**Problem to solve:** Every line that contains "screenshot" counts once; give the total number of such lines, with no other words.

**Supplied records:**
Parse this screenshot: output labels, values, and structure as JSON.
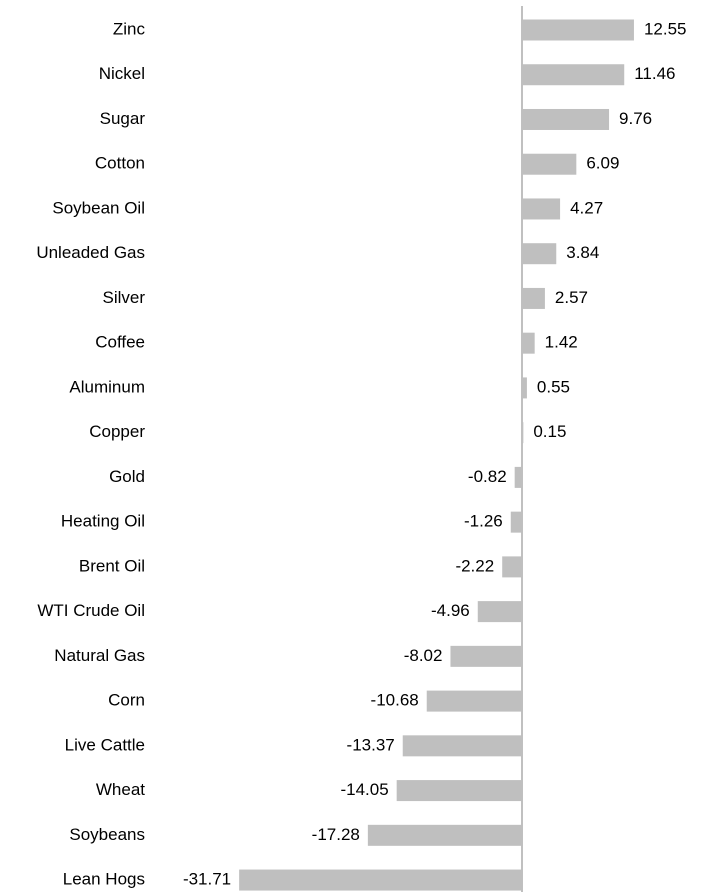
{
  "chart_data": {
    "type": "bar",
    "orientation": "horizontal",
    "categories": [
      "Zinc",
      "Nickel",
      "Sugar",
      "Cotton",
      "Soybean Oil",
      "Unleaded Gas",
      "Silver",
      "Coffee",
      "Aluminum",
      "Copper",
      "Gold",
      "Heating Oil",
      "Brent Oil",
      "WTI Crude Oil",
      "Natural Gas",
      "Corn",
      "Live Cattle",
      "Wheat",
      "Soybeans",
      "Lean Hogs"
    ],
    "values": [
      12.55,
      11.46,
      9.76,
      6.09,
      4.27,
      3.84,
      2.57,
      1.42,
      0.55,
      0.15,
      -0.82,
      -1.26,
      -2.22,
      -4.96,
      -8.02,
      -10.68,
      -13.37,
      -14.05,
      -17.28,
      -31.71
    ],
    "color": "#bfbfbf",
    "value_label_colors": {
      "positive": "#41698c",
      "negative": "#c00000"
    }
  }
}
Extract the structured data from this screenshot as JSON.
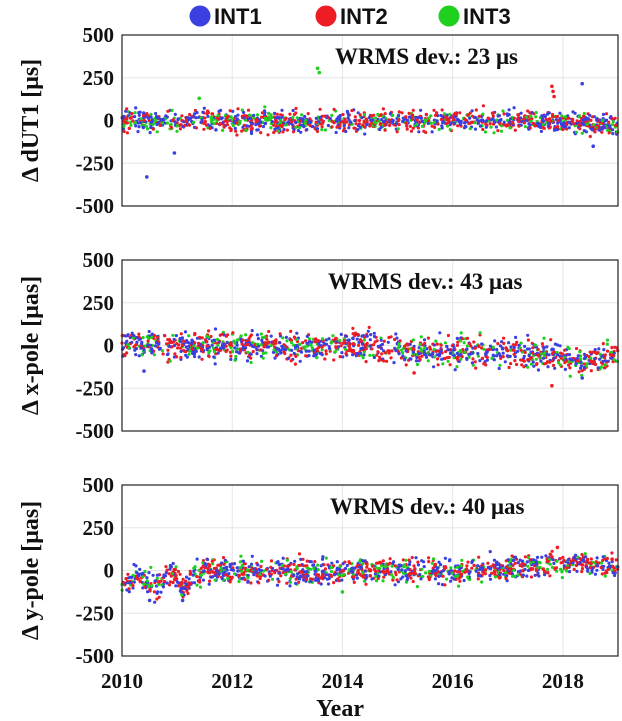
{
  "chart_data": {
    "legend": [
      {
        "name": "INT1",
        "color": "#3a3fe0"
      },
      {
        "name": "INT2",
        "color": "#ee1c25"
      },
      {
        "name": "INT3",
        "color": "#1fd01f"
      }
    ],
    "legend_position": "top-center",
    "xlabel": "Year",
    "xlim": [
      2010,
      2019
    ],
    "xticks": [
      "2010",
      "2012",
      "2014",
      "2016",
      "2018"
    ],
    "grid": true,
    "panels": [
      {
        "type": "scatter",
        "ylabel": "Δ dUT1 [μs]",
        "annotation": "WRMS dev.:  23 μs",
        "ylim": [
          -500,
          500
        ],
        "yticks": [
          "500",
          "250",
          "0",
          "-250",
          "-500"
        ],
        "trend": [
          [
            2010,
            0
          ],
          [
            2011,
            -5
          ],
          [
            2012,
            -5
          ],
          [
            2013,
            -10
          ],
          [
            2014,
            -10
          ],
          [
            2015,
            -5
          ],
          [
            2016,
            0
          ],
          [
            2017,
            5
          ],
          [
            2017.8,
            0
          ],
          [
            2018.3,
            -10
          ],
          [
            2018.6,
            -20
          ],
          [
            2019,
            -40
          ]
        ],
        "spread": 30,
        "outliers": [
          {
            "series": "INT1",
            "x": 2010.45,
            "y": -330
          },
          {
            "series": "INT1",
            "x": 2010.95,
            "y": -190
          },
          {
            "series": "INT3",
            "x": 2011.4,
            "y": 130
          },
          {
            "series": "INT3",
            "x": 2013.55,
            "y": 305
          },
          {
            "series": "INT3",
            "x": 2013.58,
            "y": 280
          },
          {
            "series": "INT2",
            "x": 2017.8,
            "y": 200
          },
          {
            "series": "INT2",
            "x": 2017.82,
            "y": 170
          },
          {
            "series": "INT2",
            "x": 2017.84,
            "y": 140
          },
          {
            "series": "INT1",
            "x": 2018.35,
            "y": 215
          },
          {
            "series": "INT1",
            "x": 2018.55,
            "y": -150
          }
        ]
      },
      {
        "type": "scatter",
        "ylabel": "Δ x-pole [μas]",
        "annotation": "WRMS dev.:  43 μas",
        "ylim": [
          -500,
          500
        ],
        "yticks": [
          "500",
          "250",
          "0",
          "-250",
          "-500"
        ],
        "trend": [
          [
            2010,
            20
          ],
          [
            2011,
            -10
          ],
          [
            2012,
            0
          ],
          [
            2013,
            -5
          ],
          [
            2014,
            5
          ],
          [
            2015,
            -20
          ],
          [
            2016,
            -40
          ],
          [
            2017,
            -40
          ],
          [
            2017.8,
            -60
          ],
          [
            2018.3,
            -90
          ],
          [
            2019,
            -50
          ]
        ],
        "spread": 40,
        "outliers": [
          {
            "series": "INT1",
            "x": 2010.4,
            "y": -150
          },
          {
            "series": "INT2",
            "x": 2017.8,
            "y": -235
          },
          {
            "series": "INT2",
            "x": 2015.3,
            "y": -160
          },
          {
            "series": "INT1",
            "x": 2018.35,
            "y": -190
          }
        ]
      },
      {
        "type": "scatter",
        "ylabel": "Δ y-pole [μas]",
        "annotation": "WRMS dev.:  40 μas",
        "ylim": [
          -500,
          500
        ],
        "yticks": [
          "500",
          "250",
          "0",
          "-250",
          "-500"
        ],
        "trend": [
          [
            2010,
            -80
          ],
          [
            2010.3,
            -40
          ],
          [
            2010.6,
            -100
          ],
          [
            2010.9,
            0
          ],
          [
            2011.1,
            -120
          ],
          [
            2011.4,
            0
          ],
          [
            2012,
            0
          ],
          [
            2013,
            -10
          ],
          [
            2014,
            0
          ],
          [
            2015,
            5
          ],
          [
            2016,
            -10
          ],
          [
            2017,
            10
          ],
          [
            2017.8,
            40
          ],
          [
            2018.3,
            40
          ],
          [
            2019,
            20
          ]
        ],
        "spread": 35,
        "outliers": [
          {
            "series": "INT1",
            "x": 2010.5,
            "y": -175
          },
          {
            "series": "INT1",
            "x": 2011.1,
            "y": -175
          },
          {
            "series": "INT2",
            "x": 2017.9,
            "y": 135
          },
          {
            "series": "INT3",
            "x": 2014.0,
            "y": -125
          }
        ]
      }
    ]
  }
}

**Task solution:** 2